* THE REQUEST *
List each line of the data in which the string "JSON" appears.

* ENTRIES SHOWN *
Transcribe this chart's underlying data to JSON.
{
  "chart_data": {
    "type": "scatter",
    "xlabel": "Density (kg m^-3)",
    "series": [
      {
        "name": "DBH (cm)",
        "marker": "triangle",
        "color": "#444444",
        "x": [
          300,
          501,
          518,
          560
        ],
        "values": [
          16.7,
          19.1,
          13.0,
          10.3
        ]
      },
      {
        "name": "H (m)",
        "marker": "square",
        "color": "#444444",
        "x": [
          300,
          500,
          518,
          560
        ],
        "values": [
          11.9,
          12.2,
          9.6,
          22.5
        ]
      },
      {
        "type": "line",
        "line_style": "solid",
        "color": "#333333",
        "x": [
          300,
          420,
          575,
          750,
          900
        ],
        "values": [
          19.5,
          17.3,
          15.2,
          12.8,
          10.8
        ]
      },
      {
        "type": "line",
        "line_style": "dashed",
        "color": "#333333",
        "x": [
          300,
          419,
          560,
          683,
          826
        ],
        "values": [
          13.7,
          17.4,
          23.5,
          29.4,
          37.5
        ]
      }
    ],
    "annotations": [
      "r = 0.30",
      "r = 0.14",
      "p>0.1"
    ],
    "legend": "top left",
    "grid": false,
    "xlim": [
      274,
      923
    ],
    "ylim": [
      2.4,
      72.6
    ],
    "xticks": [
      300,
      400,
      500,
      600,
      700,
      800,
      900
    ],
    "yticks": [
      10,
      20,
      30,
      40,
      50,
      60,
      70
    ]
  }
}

---

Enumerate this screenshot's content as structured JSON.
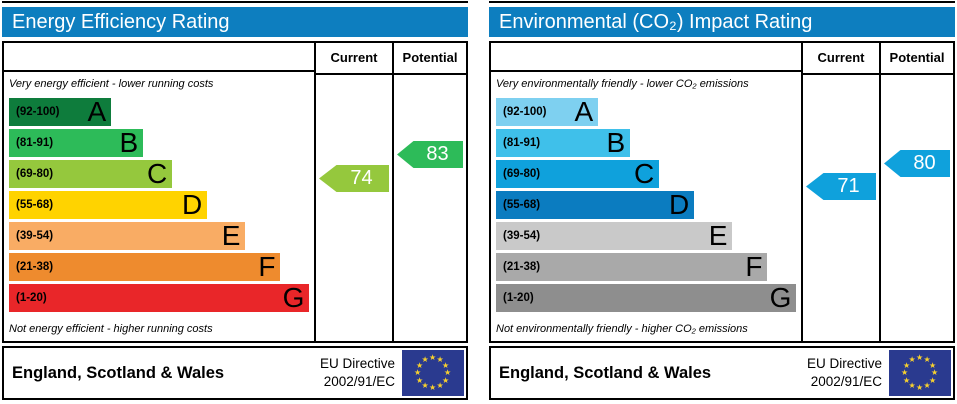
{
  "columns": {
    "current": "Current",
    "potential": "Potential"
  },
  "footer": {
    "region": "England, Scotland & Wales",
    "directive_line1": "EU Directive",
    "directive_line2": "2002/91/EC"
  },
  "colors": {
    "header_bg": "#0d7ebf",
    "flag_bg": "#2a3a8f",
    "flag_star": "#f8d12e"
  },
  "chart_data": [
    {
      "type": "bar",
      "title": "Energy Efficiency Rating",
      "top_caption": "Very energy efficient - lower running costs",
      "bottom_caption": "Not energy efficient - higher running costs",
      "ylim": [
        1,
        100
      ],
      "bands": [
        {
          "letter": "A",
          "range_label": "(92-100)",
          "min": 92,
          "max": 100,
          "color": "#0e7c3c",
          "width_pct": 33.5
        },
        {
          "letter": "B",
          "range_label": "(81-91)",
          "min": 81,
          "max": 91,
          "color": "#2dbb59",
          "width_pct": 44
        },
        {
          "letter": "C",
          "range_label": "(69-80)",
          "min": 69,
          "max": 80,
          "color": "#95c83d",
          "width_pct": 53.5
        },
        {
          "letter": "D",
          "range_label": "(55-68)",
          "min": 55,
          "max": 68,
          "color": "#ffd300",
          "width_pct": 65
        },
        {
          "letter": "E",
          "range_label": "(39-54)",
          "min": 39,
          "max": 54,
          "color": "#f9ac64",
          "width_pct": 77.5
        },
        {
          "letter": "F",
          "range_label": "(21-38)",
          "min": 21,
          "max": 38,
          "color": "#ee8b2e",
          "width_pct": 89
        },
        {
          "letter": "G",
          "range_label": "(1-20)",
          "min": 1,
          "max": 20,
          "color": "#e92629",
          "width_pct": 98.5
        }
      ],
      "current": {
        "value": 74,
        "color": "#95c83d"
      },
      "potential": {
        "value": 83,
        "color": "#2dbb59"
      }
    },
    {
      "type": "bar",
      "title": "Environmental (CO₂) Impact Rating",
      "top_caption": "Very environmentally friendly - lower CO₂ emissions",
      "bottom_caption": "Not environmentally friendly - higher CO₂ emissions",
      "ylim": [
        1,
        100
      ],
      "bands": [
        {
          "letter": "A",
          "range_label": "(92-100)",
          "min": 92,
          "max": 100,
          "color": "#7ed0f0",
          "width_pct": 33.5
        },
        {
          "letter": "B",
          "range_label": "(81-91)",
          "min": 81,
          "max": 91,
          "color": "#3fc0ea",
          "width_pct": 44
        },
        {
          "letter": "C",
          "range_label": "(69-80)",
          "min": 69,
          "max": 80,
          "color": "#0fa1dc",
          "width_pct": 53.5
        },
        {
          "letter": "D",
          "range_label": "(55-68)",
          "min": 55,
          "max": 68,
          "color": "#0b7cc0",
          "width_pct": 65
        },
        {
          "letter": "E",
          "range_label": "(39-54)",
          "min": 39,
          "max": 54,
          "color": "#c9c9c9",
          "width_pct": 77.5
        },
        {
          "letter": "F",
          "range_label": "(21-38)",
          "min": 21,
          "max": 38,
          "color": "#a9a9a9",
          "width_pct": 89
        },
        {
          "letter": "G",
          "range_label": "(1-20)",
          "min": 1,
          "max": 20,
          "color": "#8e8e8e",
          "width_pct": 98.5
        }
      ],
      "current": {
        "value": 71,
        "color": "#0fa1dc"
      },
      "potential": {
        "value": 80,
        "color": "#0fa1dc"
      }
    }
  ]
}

...

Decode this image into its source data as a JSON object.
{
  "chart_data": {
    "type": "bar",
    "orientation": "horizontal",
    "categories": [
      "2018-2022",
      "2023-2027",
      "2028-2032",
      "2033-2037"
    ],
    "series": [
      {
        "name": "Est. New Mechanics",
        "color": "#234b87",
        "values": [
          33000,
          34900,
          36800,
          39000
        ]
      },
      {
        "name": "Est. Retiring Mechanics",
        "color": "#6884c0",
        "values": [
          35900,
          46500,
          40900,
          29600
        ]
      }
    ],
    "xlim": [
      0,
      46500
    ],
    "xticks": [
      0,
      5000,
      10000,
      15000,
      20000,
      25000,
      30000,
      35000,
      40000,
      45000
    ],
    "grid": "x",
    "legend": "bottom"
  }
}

* SOLUTION TO THE PROBLEM *
Transcribe this chart's underlying data to JSON.
Enumerate this screenshot's content as structured JSON.
Decode this image into its source data as a JSON object.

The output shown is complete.